╭──
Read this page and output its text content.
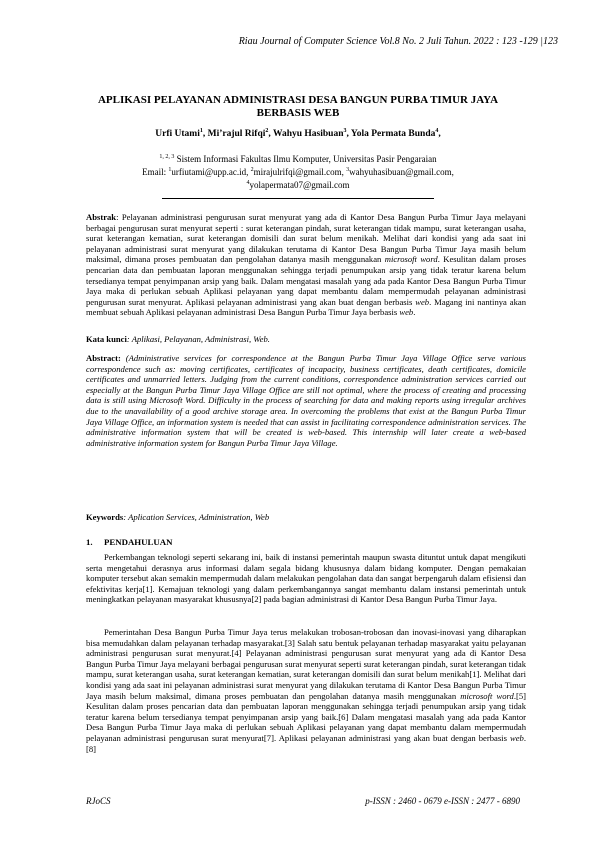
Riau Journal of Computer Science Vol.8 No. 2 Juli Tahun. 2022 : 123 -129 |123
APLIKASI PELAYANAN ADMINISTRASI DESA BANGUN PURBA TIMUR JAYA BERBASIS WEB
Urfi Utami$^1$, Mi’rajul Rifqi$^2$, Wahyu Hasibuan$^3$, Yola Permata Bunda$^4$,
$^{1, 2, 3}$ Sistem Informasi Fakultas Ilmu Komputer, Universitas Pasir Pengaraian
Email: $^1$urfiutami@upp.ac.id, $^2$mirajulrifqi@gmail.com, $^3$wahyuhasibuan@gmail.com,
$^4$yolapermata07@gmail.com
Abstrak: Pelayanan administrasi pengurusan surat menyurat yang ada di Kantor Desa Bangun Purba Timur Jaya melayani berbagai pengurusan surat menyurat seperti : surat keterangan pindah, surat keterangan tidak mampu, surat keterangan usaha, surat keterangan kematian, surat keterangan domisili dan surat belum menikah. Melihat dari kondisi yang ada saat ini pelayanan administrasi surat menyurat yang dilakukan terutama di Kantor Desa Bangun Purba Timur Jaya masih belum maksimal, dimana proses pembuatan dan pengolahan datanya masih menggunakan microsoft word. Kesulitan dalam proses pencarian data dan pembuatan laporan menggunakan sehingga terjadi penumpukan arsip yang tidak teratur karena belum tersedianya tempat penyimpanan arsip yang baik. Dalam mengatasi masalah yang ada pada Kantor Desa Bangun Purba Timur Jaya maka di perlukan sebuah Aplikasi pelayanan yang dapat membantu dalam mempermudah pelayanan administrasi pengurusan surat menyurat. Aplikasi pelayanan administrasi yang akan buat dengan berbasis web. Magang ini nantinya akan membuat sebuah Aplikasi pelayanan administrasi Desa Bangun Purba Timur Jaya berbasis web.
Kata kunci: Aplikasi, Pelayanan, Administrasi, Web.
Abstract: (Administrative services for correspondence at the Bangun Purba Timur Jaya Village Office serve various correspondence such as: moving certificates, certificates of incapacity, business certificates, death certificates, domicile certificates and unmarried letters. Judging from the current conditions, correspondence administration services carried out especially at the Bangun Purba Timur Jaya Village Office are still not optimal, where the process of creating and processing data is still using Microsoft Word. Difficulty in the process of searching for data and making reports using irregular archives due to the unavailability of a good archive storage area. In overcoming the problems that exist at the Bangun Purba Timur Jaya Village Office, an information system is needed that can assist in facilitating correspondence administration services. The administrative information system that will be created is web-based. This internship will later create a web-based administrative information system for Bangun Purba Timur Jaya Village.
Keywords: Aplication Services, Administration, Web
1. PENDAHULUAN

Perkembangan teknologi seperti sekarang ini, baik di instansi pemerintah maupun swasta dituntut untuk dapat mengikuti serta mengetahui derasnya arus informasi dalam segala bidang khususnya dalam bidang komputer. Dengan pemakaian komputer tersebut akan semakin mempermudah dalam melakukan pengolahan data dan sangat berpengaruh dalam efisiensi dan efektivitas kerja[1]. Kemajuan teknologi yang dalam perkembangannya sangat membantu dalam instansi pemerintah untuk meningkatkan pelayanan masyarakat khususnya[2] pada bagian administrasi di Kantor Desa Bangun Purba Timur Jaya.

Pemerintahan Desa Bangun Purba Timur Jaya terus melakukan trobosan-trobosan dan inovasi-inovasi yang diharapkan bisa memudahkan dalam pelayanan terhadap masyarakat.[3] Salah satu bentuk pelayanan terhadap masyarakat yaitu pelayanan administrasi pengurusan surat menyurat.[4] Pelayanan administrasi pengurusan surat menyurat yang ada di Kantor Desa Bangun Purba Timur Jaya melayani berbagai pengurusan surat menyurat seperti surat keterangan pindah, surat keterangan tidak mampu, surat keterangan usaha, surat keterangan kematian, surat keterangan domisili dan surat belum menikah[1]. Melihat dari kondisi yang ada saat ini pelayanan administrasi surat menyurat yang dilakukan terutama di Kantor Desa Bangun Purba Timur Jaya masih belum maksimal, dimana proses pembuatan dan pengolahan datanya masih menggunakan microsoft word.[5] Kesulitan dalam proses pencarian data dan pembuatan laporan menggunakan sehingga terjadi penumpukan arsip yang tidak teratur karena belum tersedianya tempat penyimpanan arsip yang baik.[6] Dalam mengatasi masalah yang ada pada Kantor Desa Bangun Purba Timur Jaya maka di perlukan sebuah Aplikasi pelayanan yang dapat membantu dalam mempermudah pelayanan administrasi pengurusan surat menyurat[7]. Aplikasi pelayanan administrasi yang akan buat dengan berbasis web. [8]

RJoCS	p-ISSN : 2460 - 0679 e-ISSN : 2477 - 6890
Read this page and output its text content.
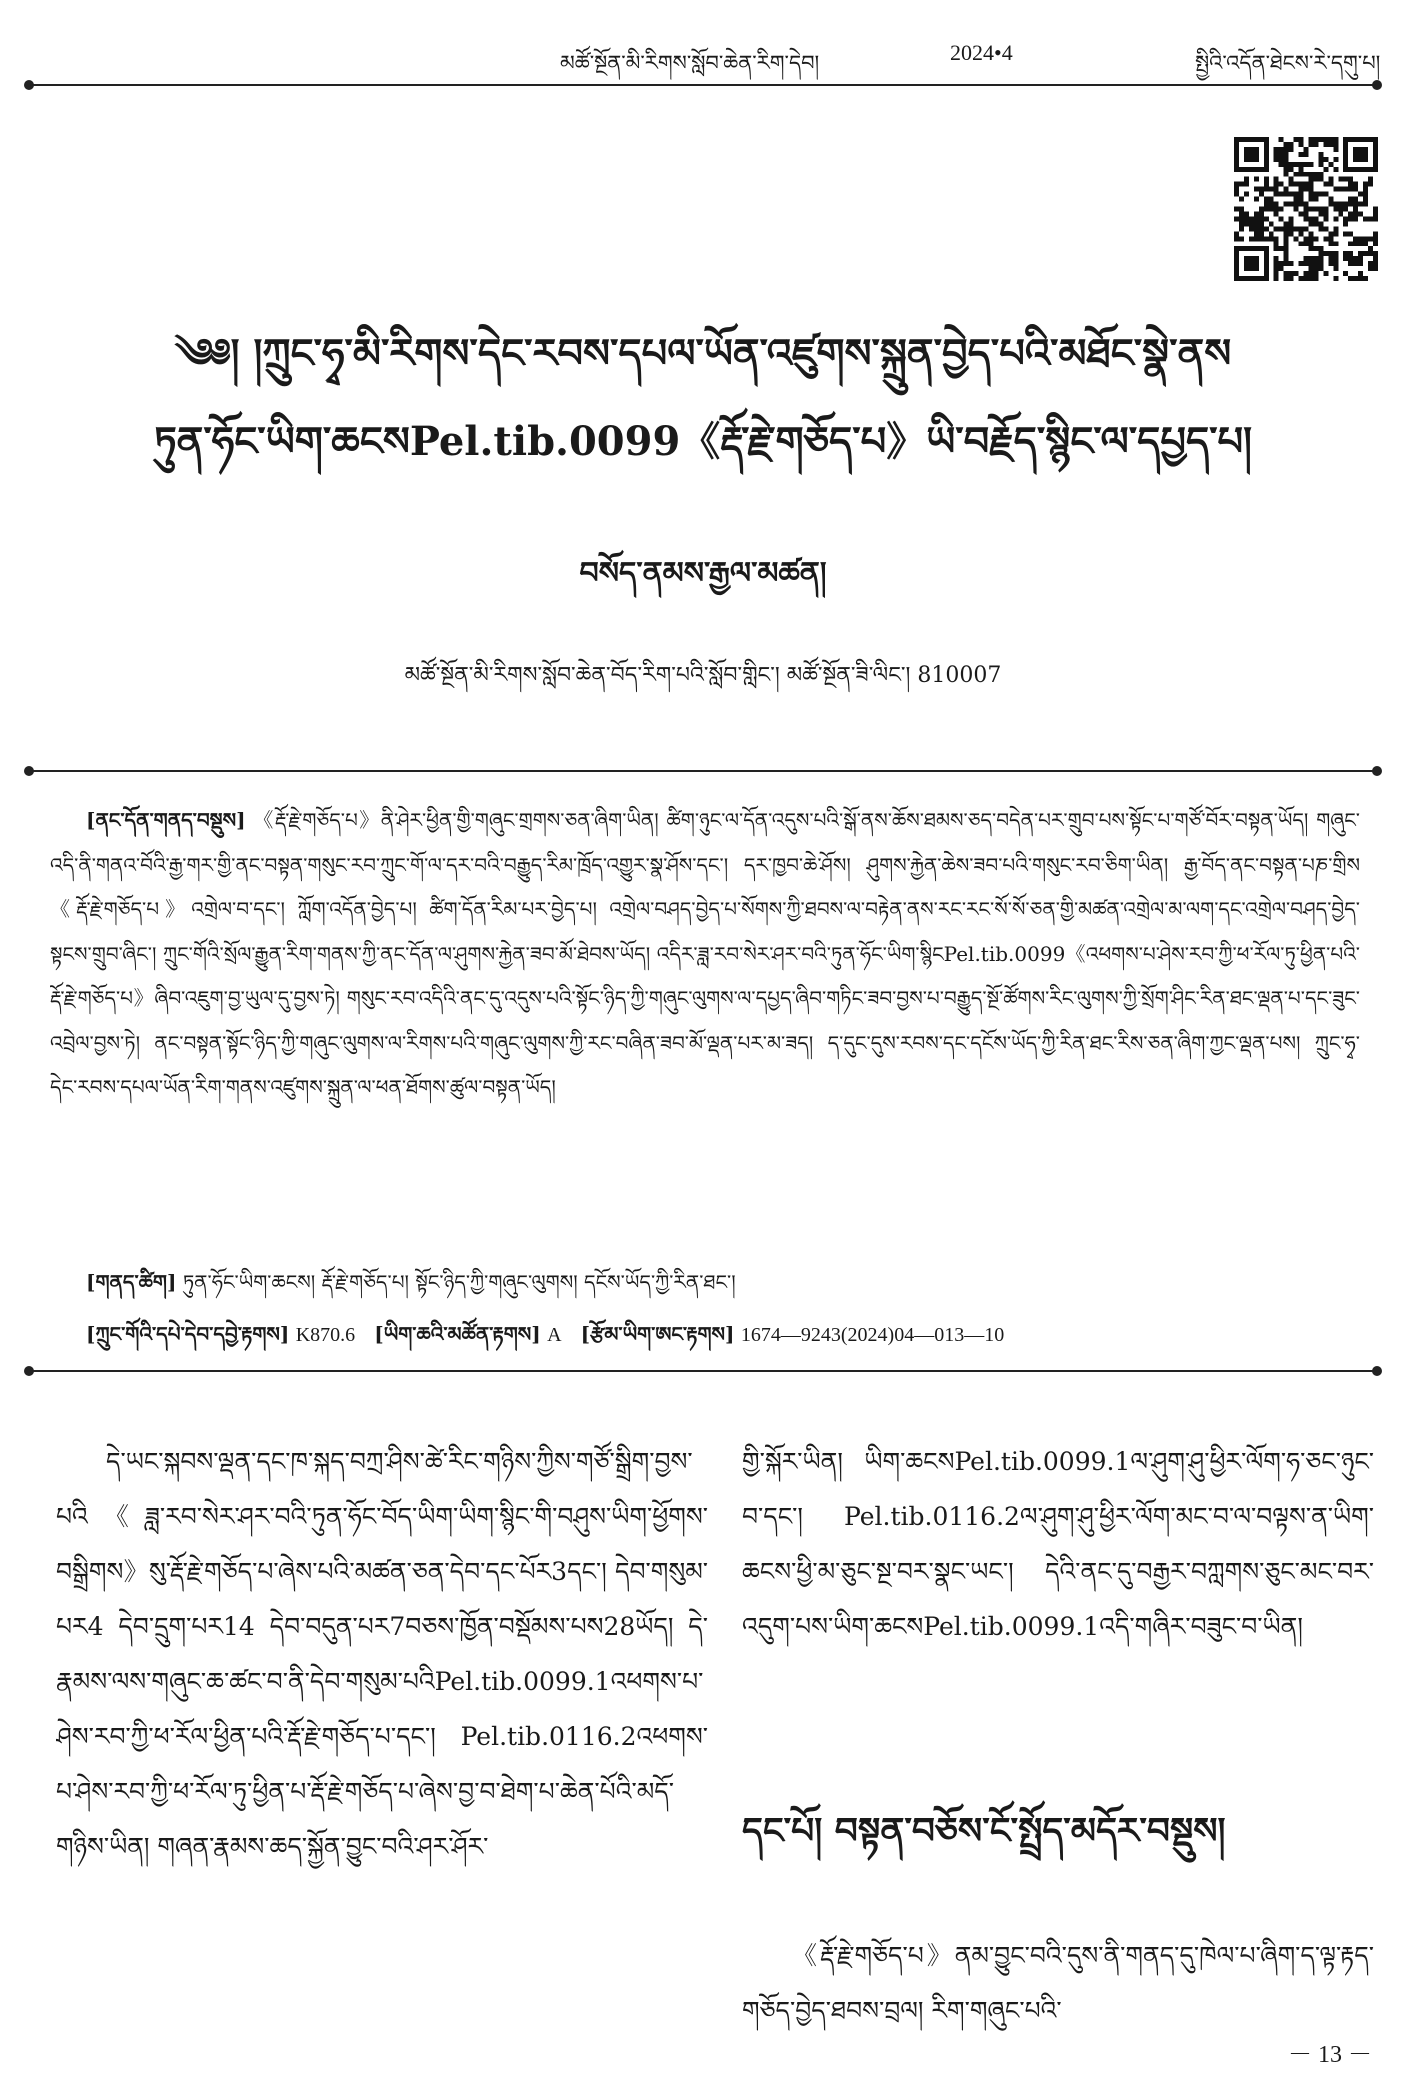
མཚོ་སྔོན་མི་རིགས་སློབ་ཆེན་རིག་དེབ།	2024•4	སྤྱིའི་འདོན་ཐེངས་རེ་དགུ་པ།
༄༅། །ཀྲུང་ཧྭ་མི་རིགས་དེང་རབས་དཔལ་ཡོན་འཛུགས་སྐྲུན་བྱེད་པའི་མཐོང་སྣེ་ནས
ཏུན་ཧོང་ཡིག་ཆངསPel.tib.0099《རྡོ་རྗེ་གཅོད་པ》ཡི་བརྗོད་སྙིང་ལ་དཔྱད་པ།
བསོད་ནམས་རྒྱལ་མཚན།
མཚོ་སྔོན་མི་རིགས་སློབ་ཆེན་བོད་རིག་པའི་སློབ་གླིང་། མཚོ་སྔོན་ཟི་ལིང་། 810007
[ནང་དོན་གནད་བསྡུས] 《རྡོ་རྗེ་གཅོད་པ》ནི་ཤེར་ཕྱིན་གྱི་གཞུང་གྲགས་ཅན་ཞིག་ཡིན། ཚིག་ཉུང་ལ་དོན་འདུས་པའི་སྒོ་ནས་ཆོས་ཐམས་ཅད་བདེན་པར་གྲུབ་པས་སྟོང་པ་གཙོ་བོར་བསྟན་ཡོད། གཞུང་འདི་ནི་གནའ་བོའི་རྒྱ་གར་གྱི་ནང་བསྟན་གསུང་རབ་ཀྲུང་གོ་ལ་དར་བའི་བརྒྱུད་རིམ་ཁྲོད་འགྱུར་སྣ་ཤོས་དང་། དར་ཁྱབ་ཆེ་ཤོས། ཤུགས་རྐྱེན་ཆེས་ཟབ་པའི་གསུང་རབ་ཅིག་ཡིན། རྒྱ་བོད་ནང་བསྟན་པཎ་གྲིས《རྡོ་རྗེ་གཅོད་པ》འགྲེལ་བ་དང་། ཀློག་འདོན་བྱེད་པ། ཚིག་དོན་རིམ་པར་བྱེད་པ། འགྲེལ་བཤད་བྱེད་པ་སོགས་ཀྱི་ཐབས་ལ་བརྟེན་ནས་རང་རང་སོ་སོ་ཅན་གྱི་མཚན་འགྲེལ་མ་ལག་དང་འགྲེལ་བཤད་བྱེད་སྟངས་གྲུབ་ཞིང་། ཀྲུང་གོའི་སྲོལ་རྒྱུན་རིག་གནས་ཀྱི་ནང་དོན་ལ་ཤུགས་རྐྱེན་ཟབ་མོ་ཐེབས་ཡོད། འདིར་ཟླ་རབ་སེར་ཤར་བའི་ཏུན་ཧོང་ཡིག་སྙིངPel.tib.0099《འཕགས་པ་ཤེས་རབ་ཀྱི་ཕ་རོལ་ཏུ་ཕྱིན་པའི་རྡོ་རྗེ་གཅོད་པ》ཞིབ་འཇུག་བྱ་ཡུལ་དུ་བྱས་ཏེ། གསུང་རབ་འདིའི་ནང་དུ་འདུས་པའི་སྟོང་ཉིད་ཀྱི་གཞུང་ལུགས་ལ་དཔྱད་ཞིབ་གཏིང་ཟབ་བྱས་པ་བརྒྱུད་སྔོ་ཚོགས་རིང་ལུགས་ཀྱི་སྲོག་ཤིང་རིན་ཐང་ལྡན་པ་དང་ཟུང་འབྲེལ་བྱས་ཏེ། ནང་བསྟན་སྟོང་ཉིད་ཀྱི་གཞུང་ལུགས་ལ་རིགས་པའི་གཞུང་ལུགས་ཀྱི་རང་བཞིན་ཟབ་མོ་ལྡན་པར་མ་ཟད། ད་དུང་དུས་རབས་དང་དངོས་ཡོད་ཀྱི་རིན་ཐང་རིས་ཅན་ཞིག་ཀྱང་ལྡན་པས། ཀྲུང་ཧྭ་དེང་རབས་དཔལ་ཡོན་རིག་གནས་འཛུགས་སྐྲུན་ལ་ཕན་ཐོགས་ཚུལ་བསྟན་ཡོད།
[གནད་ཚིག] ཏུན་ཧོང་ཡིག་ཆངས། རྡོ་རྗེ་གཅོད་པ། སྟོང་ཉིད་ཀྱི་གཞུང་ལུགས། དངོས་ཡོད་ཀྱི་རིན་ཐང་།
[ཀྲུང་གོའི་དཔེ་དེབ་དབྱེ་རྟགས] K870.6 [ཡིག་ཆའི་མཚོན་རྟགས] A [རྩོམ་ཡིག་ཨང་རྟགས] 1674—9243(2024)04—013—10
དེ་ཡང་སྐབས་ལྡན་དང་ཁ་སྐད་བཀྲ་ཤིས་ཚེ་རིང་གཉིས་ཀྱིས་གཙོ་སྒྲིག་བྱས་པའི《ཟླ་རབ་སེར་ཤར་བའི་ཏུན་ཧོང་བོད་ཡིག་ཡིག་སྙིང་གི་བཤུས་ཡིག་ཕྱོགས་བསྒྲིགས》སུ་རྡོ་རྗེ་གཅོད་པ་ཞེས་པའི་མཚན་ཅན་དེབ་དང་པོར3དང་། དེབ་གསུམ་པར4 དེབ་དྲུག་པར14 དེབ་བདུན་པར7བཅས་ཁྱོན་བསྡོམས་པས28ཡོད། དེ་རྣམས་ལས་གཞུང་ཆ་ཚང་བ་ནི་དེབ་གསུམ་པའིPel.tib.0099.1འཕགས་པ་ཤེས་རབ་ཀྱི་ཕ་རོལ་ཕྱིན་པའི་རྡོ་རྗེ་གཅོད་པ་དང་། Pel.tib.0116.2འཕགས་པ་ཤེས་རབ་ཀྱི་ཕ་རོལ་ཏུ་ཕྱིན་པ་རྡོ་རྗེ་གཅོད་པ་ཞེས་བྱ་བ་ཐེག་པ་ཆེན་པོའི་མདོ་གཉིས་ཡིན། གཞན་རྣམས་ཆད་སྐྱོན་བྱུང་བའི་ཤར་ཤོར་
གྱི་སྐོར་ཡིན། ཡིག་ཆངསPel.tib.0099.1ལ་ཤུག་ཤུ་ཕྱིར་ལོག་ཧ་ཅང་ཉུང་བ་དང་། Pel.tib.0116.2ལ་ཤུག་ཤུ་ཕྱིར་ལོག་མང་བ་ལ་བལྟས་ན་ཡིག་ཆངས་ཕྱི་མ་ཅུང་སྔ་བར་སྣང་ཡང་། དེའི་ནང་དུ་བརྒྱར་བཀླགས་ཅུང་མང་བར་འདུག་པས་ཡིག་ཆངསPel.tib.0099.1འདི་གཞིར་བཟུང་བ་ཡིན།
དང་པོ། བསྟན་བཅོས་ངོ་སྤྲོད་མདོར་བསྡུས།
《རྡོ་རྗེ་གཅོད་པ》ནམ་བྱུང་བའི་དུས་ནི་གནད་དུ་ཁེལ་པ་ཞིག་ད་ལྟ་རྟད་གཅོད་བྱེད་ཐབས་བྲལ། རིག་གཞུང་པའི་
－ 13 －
╰──
▶ **Your task**
Scan the lines for the string "gmail". Copy out each line that matches.

▶ **Reply to the exercise**
Email: $^1$urfiutami@upp.ac.id, $^2$mirajulrifqi@gmail.com, $^3$wahyuhasibuan@gmail.com,
$^4$yolapermata07@gmail.com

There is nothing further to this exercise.